**Task:** Copy out every line that contains the word "DUPRAT".
──────────────────────────────
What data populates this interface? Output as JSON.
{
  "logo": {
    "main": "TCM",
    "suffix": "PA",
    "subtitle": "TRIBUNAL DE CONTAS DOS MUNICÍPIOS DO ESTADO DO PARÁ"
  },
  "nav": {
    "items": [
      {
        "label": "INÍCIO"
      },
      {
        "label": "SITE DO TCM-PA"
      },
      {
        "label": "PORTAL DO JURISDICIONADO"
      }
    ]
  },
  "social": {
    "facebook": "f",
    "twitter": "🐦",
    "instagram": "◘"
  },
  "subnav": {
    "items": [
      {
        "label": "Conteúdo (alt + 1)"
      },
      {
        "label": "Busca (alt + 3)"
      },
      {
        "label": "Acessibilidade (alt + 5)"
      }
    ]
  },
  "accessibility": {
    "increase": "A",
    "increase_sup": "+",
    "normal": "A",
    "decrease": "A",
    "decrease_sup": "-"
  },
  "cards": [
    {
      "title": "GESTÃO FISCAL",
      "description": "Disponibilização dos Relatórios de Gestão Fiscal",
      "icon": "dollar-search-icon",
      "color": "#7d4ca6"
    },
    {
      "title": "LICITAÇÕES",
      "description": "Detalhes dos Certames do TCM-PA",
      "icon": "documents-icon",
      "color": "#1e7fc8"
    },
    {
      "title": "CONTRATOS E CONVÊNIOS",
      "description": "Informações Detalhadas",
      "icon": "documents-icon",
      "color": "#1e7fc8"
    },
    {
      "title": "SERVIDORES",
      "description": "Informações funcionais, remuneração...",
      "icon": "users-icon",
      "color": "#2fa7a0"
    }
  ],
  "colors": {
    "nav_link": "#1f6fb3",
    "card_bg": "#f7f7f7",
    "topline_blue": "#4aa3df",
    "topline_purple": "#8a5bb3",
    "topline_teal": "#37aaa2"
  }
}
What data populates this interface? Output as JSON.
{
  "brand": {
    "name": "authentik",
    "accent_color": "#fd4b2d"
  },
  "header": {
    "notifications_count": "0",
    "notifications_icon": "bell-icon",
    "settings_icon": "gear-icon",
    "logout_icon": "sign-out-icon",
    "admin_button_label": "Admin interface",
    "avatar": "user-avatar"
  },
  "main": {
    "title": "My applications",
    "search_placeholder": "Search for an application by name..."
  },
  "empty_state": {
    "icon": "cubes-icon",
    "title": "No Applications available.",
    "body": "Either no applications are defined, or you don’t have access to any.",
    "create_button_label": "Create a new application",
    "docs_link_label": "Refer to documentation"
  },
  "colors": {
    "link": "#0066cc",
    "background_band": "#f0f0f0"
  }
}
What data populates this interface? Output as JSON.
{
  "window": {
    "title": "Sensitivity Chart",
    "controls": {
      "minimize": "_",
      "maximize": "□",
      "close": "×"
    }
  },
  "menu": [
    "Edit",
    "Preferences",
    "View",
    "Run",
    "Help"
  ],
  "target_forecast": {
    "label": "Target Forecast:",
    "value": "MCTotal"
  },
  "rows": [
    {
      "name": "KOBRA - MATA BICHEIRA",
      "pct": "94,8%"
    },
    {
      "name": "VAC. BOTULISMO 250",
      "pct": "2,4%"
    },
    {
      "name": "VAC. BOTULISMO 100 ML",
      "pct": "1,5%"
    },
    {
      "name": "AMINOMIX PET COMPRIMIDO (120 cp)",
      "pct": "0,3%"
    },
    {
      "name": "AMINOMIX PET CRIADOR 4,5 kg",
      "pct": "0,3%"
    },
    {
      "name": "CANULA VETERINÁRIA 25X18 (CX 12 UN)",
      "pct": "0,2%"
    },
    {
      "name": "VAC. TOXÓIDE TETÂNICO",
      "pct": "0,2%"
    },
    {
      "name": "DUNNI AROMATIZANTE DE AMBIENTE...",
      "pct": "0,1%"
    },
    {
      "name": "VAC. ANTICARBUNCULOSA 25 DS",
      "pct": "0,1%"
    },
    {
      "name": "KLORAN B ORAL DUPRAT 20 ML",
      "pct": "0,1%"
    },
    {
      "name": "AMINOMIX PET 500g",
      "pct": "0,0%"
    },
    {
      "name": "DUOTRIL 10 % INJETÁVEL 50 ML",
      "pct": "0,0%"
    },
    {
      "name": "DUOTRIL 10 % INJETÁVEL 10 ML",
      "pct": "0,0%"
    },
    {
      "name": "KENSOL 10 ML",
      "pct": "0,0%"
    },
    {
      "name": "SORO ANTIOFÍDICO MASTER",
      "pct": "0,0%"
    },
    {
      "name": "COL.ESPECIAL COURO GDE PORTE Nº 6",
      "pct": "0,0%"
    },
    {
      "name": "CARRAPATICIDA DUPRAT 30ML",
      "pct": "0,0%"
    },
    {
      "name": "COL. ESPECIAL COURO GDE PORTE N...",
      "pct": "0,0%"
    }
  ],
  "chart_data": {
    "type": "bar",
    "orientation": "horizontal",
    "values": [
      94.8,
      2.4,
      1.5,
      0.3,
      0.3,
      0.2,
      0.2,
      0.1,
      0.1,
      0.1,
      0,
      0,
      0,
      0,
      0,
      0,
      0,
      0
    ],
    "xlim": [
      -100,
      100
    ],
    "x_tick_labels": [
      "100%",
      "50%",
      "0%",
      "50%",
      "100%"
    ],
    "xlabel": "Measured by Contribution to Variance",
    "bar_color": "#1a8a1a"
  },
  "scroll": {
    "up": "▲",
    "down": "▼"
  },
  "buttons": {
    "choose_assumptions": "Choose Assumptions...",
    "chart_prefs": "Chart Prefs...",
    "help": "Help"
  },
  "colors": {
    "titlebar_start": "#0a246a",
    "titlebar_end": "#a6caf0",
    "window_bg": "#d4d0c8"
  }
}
──────────────────────────────
**Answer for this exercise:**
      "name": "KLORAN B ORAL DUPRAT 20 ML",
      "name": "CARRAPATICIDA DUPRAT 30ML",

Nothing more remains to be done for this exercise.